=== INSTRUCTION ===
Repeat each line exactly as it is written.

=== DATA EXTRACT ===
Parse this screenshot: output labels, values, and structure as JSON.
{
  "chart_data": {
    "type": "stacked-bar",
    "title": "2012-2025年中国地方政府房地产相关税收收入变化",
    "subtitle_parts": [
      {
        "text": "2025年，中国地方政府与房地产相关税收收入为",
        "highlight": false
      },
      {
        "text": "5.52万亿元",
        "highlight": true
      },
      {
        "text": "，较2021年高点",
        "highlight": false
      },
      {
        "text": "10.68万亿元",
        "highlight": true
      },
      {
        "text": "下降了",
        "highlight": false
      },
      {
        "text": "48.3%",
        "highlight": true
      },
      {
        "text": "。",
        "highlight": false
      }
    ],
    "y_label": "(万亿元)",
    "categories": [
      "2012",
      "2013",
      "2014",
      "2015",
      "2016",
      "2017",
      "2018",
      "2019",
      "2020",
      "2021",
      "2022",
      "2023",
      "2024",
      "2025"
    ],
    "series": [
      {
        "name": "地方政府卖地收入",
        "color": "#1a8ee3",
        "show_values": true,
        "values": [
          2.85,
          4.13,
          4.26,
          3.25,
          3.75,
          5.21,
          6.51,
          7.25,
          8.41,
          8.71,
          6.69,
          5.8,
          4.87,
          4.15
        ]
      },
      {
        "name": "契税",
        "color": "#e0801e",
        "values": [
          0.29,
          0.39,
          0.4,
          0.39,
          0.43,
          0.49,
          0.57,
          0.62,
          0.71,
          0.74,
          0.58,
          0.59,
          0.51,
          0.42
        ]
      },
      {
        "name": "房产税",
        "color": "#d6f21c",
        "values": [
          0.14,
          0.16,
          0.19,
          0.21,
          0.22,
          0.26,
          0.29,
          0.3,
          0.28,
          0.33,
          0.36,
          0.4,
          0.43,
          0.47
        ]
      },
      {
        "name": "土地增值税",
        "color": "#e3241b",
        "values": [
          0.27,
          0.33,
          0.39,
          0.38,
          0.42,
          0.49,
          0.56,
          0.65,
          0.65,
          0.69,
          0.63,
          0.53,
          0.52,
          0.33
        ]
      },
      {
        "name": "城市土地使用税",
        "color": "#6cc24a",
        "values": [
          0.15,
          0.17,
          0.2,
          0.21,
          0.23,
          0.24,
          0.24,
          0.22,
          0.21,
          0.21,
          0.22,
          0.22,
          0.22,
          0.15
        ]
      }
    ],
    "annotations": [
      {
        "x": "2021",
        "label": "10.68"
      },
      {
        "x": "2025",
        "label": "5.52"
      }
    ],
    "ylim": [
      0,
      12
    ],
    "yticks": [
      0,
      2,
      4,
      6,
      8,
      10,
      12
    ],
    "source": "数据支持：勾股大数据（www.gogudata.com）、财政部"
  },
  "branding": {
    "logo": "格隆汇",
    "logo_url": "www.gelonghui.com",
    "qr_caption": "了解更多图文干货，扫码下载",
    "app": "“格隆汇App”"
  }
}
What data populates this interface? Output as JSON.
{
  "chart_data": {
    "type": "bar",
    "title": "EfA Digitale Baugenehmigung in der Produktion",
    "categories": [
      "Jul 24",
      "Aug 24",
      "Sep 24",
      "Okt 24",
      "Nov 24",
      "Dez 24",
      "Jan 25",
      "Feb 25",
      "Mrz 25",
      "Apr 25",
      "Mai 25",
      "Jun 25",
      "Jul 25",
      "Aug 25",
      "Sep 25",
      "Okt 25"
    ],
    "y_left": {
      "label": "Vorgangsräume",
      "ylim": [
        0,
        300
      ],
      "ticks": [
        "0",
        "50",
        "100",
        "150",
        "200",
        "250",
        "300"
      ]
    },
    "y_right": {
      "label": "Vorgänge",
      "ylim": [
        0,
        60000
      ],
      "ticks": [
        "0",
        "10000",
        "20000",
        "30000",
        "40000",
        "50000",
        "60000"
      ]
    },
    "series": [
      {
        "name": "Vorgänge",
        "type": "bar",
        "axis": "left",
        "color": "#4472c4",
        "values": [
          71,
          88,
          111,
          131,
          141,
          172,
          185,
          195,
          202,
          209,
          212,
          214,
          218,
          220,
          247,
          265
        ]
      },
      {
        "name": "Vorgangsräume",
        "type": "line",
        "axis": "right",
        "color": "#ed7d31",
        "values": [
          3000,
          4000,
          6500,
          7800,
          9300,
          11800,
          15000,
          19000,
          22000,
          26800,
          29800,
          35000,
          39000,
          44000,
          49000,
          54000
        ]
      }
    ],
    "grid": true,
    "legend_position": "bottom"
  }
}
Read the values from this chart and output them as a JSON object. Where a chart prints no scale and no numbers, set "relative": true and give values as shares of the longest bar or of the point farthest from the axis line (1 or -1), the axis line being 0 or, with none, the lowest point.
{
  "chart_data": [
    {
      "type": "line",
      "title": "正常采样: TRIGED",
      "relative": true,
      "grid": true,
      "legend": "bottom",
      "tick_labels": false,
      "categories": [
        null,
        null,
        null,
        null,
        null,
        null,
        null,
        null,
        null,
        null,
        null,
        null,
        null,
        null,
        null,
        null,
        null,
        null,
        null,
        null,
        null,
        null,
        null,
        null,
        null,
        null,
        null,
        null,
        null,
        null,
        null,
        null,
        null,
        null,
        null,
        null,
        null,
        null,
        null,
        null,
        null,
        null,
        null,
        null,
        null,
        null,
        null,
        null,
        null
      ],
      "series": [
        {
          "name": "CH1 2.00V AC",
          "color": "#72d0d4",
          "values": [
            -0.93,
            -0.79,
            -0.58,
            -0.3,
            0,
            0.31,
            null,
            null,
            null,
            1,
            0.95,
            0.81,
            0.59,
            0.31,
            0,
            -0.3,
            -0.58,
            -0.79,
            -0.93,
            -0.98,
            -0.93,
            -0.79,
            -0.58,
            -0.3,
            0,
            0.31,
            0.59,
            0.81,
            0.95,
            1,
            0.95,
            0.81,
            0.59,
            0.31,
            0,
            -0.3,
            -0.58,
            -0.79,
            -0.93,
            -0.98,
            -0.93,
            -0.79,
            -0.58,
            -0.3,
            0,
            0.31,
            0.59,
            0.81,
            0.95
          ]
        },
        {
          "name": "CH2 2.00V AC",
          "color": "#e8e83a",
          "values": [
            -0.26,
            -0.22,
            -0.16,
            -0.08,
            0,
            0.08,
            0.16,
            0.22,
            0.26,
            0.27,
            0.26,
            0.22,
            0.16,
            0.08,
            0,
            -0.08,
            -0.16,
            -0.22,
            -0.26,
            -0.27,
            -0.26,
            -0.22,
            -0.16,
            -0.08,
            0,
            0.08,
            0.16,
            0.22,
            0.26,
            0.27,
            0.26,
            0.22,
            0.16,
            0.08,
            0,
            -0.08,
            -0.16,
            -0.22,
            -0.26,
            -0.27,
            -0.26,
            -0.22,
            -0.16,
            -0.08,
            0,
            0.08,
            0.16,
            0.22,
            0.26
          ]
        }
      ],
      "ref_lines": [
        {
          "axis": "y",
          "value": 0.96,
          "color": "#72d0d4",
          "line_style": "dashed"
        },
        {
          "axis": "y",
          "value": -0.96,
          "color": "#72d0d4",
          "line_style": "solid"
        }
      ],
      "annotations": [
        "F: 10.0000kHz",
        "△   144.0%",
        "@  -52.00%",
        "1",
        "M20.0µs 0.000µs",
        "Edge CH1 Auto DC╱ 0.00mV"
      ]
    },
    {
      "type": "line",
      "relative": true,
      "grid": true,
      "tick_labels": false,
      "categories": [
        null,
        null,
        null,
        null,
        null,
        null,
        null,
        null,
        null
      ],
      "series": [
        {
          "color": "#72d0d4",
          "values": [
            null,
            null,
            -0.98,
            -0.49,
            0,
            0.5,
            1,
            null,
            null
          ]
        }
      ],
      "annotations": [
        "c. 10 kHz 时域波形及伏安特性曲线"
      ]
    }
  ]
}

=== RESPONSE BELOW ===
Parse this screenshot: output labels, values, and structure as JSON.
{
  "chart_data": {
    "type": "stacked-bar",
    "title": "2012-2025年中国地方政府房地产相关税收收入变化",
    "subtitle_parts": [
      {
        "text": "2025年，中国地方政府与房地产相关税收收入为",
        "highlight": false
      },
      {
        "text": "5.52万亿元",
        "highlight": true
      },
      {
        "text": "，较2021年高点",
        "highlight": false
      },
      {
        "text": "10.68万亿元",
        "highlight": true
      },
      {
        "text": "下降了",
        "highlight": false
      },
      {
        "text": "48.3%",
        "highlight": true
      },
      {
        "text": "。",
        "highlight": false
      }
    ],
    "y_label": "(万亿元)",
    "categories": [
      "2012",
      "2013",
      "2014",
      "2015",
      "2016",
      "2017",
      "2018",
      "2019",
      "2020",
      "2021",
      "2022",
      "2023",
      "2024",
      "2025"
    ],
    "series": [
      {
        "name": "地方政府卖地收入",
        "color": "#1a8ee3",
        "show_values": true,
        "values": [
          2.85,
          4.13,
          4.26,
          3.25,
          3.75,
          5.21,
          6.51,
          7.25,
          8.41,
          8.71,
          6.69,
          5.8,
          4.87,
          4.15
        ]
      },
      {
        "name": "契税",
        "color": "#e0801e",
        "values": [
          0.29,
          0.39,
          0.4,
          0.39,
          0.43,
          0.49,
          0.57,
          0.62,
          0.71,
          0.74,
          0.58,
          0.59,
          0.51,
          0.42
        ]
      },
      {
        "name": "房产税",
        "color": "#d6f21c",
        "values": [
          0.14,
          0.16,
          0.19,
          0.21,
          0.22,
          0.26,
          0.29,
          0.3,
          0.28,
          0.33,
          0.36,
          0.4,
          0.43,
          0.47
        ]
      },
      {
        "name": "土地增值税",
        "color": "#e3241b",
        "values": [
          0.27,
          0.33,
          0.39,
          0.38,
          0.42,
          0.49,
          0.56,
          0.65,
          0.65,
          0.69,
          0.63,
          0.53,
          0.52,
          0.33
        ]
      },
      {
        "name": "城市土地使用税",
        "color": "#6cc24a",
        "values": [
          0.15,
          0.17,
          0.2,
          0.21,
          0.23,
          0.24,
          0.24,
          0.22,
          0.21,
          0.21,
          0.22,
          0.22,
          0.22,
          0.15
        ]
      }
    ],
    "annotations": [
      {
        "x": "2021",
        "label": "10.68"
      },
      {
        "x": "2025",
        "label": "5.52"
      }
    ],
    "ylim": [
      0,
      12
    ],
    "yticks": [
      0,
      2,
      4,
      6,
      8,
      10,
      12
    ],
    "source": "数据支持：勾股大数据（www.gogudata.com）、财政部"
  },
  "branding": {
    "logo": "格隆汇",
    "logo_url": "www.gelonghui.com",
    "qr_caption": "了解更多图文干货，扫码下载",
    "app": "“格隆汇App”"
  }
}
What data populates this interface? Output as JSON.
{
  "chart_data": {
    "type": "bar",
    "title": "EfA Digitale Baugenehmigung in der Produktion",
    "categories": [
      "Jul 24",
      "Aug 24",
      "Sep 24",
      "Okt 24",
      "Nov 24",
      "Dez 24",
      "Jan 25",
      "Feb 25",
      "Mrz 25",
      "Apr 25",
      "Mai 25",
      "Jun 25",
      "Jul 25",
      "Aug 25",
      "Sep 25",
      "Okt 25"
    ],
    "y_left": {
      "label": "Vorgangsräume",
      "ylim": [
        0,
        300
      ],
      "ticks": [
        "0",
        "50",
        "100",
        "150",
        "200",
        "250",
        "300"
      ]
    },
    "y_right": {
      "label": "Vorgänge",
      "ylim": [
        0,
        60000
      ],
      "ticks": [
        "0",
        "10000",
        "20000",
        "30000",
        "40000",
        "50000",
        "60000"
      ]
    },
    "series": [
      {
        "name": "Vorgänge",
        "type": "bar",
        "axis": "left",
        "color": "#4472c4",
        "values": [
          71,
          88,
          111,
          131,
          141,
          172,
          185,
          195,
          202,
          209,
          212,
          214,
          218,
          220,
          247,
          265
        ]
      },
      {
        "name": "Vorgangsräume",
        "type": "line",
        "axis": "right",
        "color": "#ed7d31",
        "values": [
          3000,
          4000,
          6500,
          7800,
          9300,
          11800,
          15000,
          19000,
          22000,
          26800,
          29800,
          35000,
          39000,
          44000,
          49000,
          54000
        ]
      }
    ],
    "grid": true,
    "legend_position": "bottom"
  }
}
Read the values from this chart and output them as a JSON object. Where a chart prints no scale and no numbers, set "relative": true and give values as shares of the longest bar or of the point farthest from the axis line (1 or -1), the axis line being 0 or, with none, the lowest point.
{
  "chart_data": [
    {
      "type": "line",
      "title": "正常采样: TRIGED",
      "relative": true,
      "grid": true,
      "legend": "bottom",
      "tick_labels": false,
      "categories": [
        null,
        null,
        null,
        null,
        null,
        null,
        null,
        null,
        null,
        null,
        null,
        null,
        null,
        null,
        null,
        null,
        null,
        null,
        null,
        null,
        null,
        null,
        null,
        null,
        null,
        null,
        null,
        null,
        null,
        null,
        null,
        null,
        null,
        null,
        null,
        null,
        null,
        null,
        null,
        null,
        null,
        null,
        null,
        null,
        null,
        null,
        null,
        null,
        null
      ],
      "series": [
        {
          "name": "CH1 2.00V AC",
          "color": "#72d0d4",
          "values": [
            -0.93,
            -0.79,
            -0.58,
            -0.3,
            0,
            0.31,
            null,
            null,
            null,
            1,
            0.95,
            0.81,
            0.59,
            0.31,
            0,
            -0.3,
            -0.58,
            -0.79,
            -0.93,
            -0.98,
            -0.93,
            -0.79,
            -0.58,
            -0.3,
            0,
            0.31,
            0.59,
            0.81,
            0.95,
            1,
            0.95,
            0.81,
            0.59,
            0.31,
            0,
            -0.3,
            -0.58,
            -0.79,
            -0.93,
            -0.98,
            -0.93,
            -0.79,
            -0.58,
            -0.3,
            0,
            0.31,
            0.59,
            0.81,
            0.95
          ]
        },
        {
          "name": "CH2 2.00V AC",
          "color": "#e8e83a",
          "values": [
            -0.26,
            -0.22,
            -0.16,
            -0.08,
            0,
            0.08,
            0.16,
            0.22,
            0.26,
            0.27,
            0.26,
            0.22,
            0.16,
            0.08,
            0,
            -0.08,
            -0.16,
            -0.22,
            -0.26,
            -0.27,
            -0.26,
            -0.22,
            -0.16,
            -0.08,
            0,
            0.08,
            0.16,
            0.22,
            0.26,
            0.27,
            0.26,
            0.22,
            0.16,
            0.08,
            0,
            -0.08,
            -0.16,
            -0.22,
            -0.26,
            -0.27,
            -0.26,
            -0.22,
            -0.16,
            -0.08,
            0,
            0.08,
            0.16,
            0.22,
            0.26
          ]
        }
      ],
      "ref_lines": [
        {
          "axis": "y",
          "value": 0.96,
          "color": "#72d0d4",
          "line_style": "dashed"
        },
        {
          "axis": "y",
          "value": -0.96,
          "color": "#72d0d4",
          "line_style": "solid"
        }
      ],
      "annotations": [
        "F: 10.0000kHz",
        "△   144.0%",
        "@  -52.00%",
        "1",
        "M20.0µs 0.000µs",
        "Edge CH1 Auto DC╱ 0.00mV"
      ]
    },
    {
      "type": "line",
      "relative": true,
      "grid": true,
      "tick_labels": false,
      "categories": [
        null,
        null,
        null,
        null,
        null,
        null,
        null,
        null,
        null
      ],
      "series": [
        {
          "color": "#72d0d4",
          "values": [
            null,
            null,
            -0.98,
            -0.49,
            0,
            0.5,
            1,
            null,
            null
          ]
        }
      ],
      "annotations": [
        "c. 10 kHz 时域波形及伏安特性曲线"
      ]
    }
  ]
}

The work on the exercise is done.